Data items:
▬▬▬▬▬▬▬▬▬▬

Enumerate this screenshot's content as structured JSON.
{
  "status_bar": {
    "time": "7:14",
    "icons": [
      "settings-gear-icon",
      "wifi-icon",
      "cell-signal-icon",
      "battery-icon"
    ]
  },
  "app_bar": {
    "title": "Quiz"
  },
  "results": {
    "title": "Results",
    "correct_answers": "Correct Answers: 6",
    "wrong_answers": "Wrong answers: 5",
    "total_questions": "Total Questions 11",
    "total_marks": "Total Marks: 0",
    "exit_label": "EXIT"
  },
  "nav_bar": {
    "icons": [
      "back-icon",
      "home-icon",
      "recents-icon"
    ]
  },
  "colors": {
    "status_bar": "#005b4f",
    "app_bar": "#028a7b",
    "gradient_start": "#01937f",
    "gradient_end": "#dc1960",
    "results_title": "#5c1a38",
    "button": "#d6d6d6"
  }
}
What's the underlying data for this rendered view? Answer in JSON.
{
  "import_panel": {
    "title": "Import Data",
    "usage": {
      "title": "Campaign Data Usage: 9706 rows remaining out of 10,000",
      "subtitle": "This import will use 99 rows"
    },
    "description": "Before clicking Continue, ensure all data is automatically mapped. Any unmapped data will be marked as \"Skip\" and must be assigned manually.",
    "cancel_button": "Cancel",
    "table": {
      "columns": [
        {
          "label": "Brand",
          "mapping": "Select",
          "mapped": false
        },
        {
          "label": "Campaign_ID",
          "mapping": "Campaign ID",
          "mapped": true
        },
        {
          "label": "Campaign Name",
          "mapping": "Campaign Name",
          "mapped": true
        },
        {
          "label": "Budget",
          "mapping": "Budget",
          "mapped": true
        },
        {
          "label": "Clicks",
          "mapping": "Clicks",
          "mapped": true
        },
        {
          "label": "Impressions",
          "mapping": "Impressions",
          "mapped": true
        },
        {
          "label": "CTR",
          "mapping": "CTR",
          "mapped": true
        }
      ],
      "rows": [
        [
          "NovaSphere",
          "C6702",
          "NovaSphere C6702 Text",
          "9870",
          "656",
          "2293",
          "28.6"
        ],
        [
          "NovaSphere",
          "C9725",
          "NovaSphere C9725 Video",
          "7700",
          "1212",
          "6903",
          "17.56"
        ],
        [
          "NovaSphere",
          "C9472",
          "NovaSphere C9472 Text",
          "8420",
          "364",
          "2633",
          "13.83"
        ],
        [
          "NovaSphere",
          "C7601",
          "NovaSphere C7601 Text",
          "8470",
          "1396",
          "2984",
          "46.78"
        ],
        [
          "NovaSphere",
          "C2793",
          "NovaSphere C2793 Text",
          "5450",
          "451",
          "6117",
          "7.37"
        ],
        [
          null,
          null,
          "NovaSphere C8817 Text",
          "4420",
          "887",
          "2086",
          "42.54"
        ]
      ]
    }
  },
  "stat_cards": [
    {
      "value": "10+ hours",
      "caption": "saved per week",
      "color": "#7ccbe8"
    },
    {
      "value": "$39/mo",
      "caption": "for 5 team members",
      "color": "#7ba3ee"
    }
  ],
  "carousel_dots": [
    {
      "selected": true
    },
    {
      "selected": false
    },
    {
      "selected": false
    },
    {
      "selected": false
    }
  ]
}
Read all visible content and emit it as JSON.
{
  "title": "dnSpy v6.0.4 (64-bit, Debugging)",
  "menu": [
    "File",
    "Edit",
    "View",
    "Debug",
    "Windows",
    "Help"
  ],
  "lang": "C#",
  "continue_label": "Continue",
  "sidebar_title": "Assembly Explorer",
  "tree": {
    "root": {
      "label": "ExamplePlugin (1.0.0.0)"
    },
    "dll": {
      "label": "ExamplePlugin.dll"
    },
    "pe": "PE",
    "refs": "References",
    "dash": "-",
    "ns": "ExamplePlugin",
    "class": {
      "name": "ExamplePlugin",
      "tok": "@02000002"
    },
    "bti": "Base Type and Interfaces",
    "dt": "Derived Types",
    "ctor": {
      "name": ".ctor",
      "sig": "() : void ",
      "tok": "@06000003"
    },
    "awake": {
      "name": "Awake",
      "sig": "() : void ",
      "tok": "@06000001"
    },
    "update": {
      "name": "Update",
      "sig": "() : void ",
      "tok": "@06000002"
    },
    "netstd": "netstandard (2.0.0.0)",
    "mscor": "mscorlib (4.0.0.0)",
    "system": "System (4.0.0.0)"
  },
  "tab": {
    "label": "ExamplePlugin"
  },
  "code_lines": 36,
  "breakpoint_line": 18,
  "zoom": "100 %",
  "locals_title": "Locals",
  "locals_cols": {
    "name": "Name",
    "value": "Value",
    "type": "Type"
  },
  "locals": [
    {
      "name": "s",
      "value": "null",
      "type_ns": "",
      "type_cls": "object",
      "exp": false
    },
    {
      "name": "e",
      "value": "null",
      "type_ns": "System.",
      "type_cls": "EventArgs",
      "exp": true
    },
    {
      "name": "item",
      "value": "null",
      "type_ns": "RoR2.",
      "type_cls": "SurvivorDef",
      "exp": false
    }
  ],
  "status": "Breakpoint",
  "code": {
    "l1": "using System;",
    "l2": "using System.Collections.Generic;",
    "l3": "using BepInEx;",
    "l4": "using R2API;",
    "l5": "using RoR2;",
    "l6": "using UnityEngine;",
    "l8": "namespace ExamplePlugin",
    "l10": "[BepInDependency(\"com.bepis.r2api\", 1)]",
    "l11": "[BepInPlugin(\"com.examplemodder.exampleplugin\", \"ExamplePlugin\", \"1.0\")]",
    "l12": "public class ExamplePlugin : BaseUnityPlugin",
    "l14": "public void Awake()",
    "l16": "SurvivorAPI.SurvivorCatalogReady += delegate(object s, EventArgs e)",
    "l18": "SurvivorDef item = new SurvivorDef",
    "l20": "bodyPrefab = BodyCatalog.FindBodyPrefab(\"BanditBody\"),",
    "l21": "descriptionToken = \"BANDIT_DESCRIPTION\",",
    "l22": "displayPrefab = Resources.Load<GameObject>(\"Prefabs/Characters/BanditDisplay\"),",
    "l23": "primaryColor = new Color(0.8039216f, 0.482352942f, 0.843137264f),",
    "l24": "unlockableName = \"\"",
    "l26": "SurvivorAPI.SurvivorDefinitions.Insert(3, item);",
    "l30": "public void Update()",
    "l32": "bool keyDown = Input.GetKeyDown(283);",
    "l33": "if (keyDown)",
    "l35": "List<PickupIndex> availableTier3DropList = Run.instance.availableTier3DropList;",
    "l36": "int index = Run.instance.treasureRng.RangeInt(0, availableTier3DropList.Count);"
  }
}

▬▬▬▬▬▬▬▬▬▬

Problem requirements: Give the complete listing a second time, exactly as it reads.

Response to the task:
Enumerate this screenshot's content as structured JSON.
{
  "status_bar": {
    "time": "7:14",
    "icons": [
      "settings-gear-icon",
      "wifi-icon",
      "cell-signal-icon",
      "battery-icon"
    ]
  },
  "app_bar": {
    "title": "Quiz"
  },
  "results": {
    "title": "Results",
    "correct_answers": "Correct Answers: 6",
    "wrong_answers": "Wrong answers: 5",
    "total_questions": "Total Questions 11",
    "total_marks": "Total Marks: 0",
    "exit_label": "EXIT"
  },
  "nav_bar": {
    "icons": [
      "back-icon",
      "home-icon",
      "recents-icon"
    ]
  },
  "colors": {
    "status_bar": "#005b4f",
    "app_bar": "#028a7b",
    "gradient_start": "#01937f",
    "gradient_end": "#dc1960",
    "results_title": "#5c1a38",
    "button": "#d6d6d6"
  }
}
What's the underlying data for this rendered view? Answer in JSON.
{
  "import_panel": {
    "title": "Import Data",
    "usage": {
      "title": "Campaign Data Usage: 9706 rows remaining out of 10,000",
      "subtitle": "This import will use 99 rows"
    },
    "description": "Before clicking Continue, ensure all data is automatically mapped. Any unmapped data will be marked as \"Skip\" and must be assigned manually.",
    "cancel_button": "Cancel",
    "table": {
      "columns": [
        {
          "label": "Brand",
          "mapping": "Select",
          "mapped": false
        },
        {
          "label": "Campaign_ID",
          "mapping": "Campaign ID",
          "mapped": true
        },
        {
          "label": "Campaign Name",
          "mapping": "Campaign Name",
          "mapped": true
        },
        {
          "label": "Budget",
          "mapping": "Budget",
          "mapped": true
        },
        {
          "label": "Clicks",
          "mapping": "Clicks",
          "mapped": true
        },
        {
          "label": "Impressions",
          "mapping": "Impressions",
          "mapped": true
        },
        {
          "label": "CTR",
          "mapping": "CTR",
          "mapped": true
        }
      ],
      "rows": [
        [
          "NovaSphere",
          "C6702",
          "NovaSphere C6702 Text",
          "9870",
          "656",
          "2293",
          "28.6"
        ],
        [
          "NovaSphere",
          "C9725",
          "NovaSphere C9725 Video",
          "7700",
          "1212",
          "6903",
          "17.56"
        ],
        [
          "NovaSphere",
          "C9472",
          "NovaSphere C9472 Text",
          "8420",
          "364",
          "2633",
          "13.83"
        ],
        [
          "NovaSphere",
          "C7601",
          "NovaSphere C7601 Text",
          "8470",
          "1396",
          "2984",
          "46.78"
        ],
        [
          "NovaSphere",
          "C2793",
          "NovaSphere C2793 Text",
          "5450",
          "451",
          "6117",
          "7.37"
        ],
        [
          null,
          null,
          "NovaSphere C8817 Text",
          "4420",
          "887",
          "2086",
          "42.54"
        ]
      ]
    }
  },
  "stat_cards": [
    {
      "value": "10+ hours",
      "caption": "saved per week",
      "color": "#7ccbe8"
    },
    {
      "value": "$39/mo",
      "caption": "for 5 team members",
      "color": "#7ba3ee"
    }
  ],
  "carousel_dots": [
    {
      "selected": true
    },
    {
      "selected": false
    },
    {
      "selected": false
    },
    {
      "selected": false
    }
  ]
}
Read all visible content and emit it as JSON.
{
  "title": "dnSpy v6.0.4 (64-bit, Debugging)",
  "menu": [
    "File",
    "Edit",
    "View",
    "Debug",
    "Windows",
    "Help"
  ],
  "lang": "C#",
  "continue_label": "Continue",
  "sidebar_title": "Assembly Explorer",
  "tree": {
    "root": {
      "label": "ExamplePlugin (1.0.0.0)"
    },
    "dll": {
      "label": "ExamplePlugin.dll"
    },
    "pe": "PE",
    "refs": "References",
    "dash": "-",
    "ns": "ExamplePlugin",
    "class": {
      "name": "ExamplePlugin",
      "tok": "@02000002"
    },
    "bti": "Base Type and Interfaces",
    "dt": "Derived Types",
    "ctor": {
      "name": ".ctor",
      "sig": "() : void ",
      "tok": "@06000003"
    },
    "awake": {
      "name": "Awake",
      "sig": "() : void ",
      "tok": "@06000001"
    },
    "update": {
      "name": "Update",
      "sig": "() : void ",
      "tok": "@06000002"
    },
    "netstd": "netstandard (2.0.0.0)",
    "mscor": "mscorlib (4.0.0.0)",
    "system": "System (4.0.0.0)"
  },
  "tab": {
    "label": "ExamplePlugin"
  },
  "code_lines": 36,
  "breakpoint_line": 18,
  "zoom": "100 %",
  "locals_title": "Locals",
  "locals_cols": {
    "name": "Name",
    "value": "Value",
    "type": "Type"
  },
  "locals": [
    {
      "name": "s",
      "value": "null",
      "type_ns": "",
      "type_cls": "object",
      "exp": false
    },
    {
      "name": "e",
      "value": "null",
      "type_ns": "System.",
      "type_cls": "EventArgs",
      "exp": true
    },
    {
      "name": "item",
      "value": "null",
      "type_ns": "RoR2.",
      "type_cls": "SurvivorDef",
      "exp": false
    }
  ],
  "status": "Breakpoint",
  "code": {
    "l1": "using System;",
    "l2": "using System.Collections.Generic;",
    "l3": "using BepInEx;",
    "l4": "using R2API;",
    "l5": "using RoR2;",
    "l6": "using UnityEngine;",
    "l8": "namespace ExamplePlugin",
    "l10": "[BepInDependency(\"com.bepis.r2api\", 1)]",
    "l11": "[BepInPlugin(\"com.examplemodder.exampleplugin\", \"ExamplePlugin\", \"1.0\")]",
    "l12": "public class ExamplePlugin : BaseUnityPlugin",
    "l14": "public void Awake()",
    "l16": "SurvivorAPI.SurvivorCatalogReady += delegate(object s, EventArgs e)",
    "l18": "SurvivorDef item = new SurvivorDef",
    "l20": "bodyPrefab = BodyCatalog.FindBodyPrefab(\"BanditBody\"),",
    "l21": "descriptionToken = \"BANDIT_DESCRIPTION\",",
    "l22": "displayPrefab = Resources.Load<GameObject>(\"Prefabs/Characters/BanditDisplay\"),",
    "l23": "primaryColor = new Color(0.8039216f, 0.482352942f, 0.843137264f),",
    "l24": "unlockableName = \"\"",
    "l26": "SurvivorAPI.SurvivorDefinitions.Insert(3, item);",
    "l30": "public void Update()",
    "l32": "bool keyDown = Input.GetKeyDown(283);",
    "l33": "if (keyDown)",
    "l35": "List<PickupIndex> availableTier3DropList = Run.instance.availableTier3DropList;",
    "l36": "int index = Run.instance.treasureRng.RangeInt(0, availableTier3DropList.Count);"
  }
}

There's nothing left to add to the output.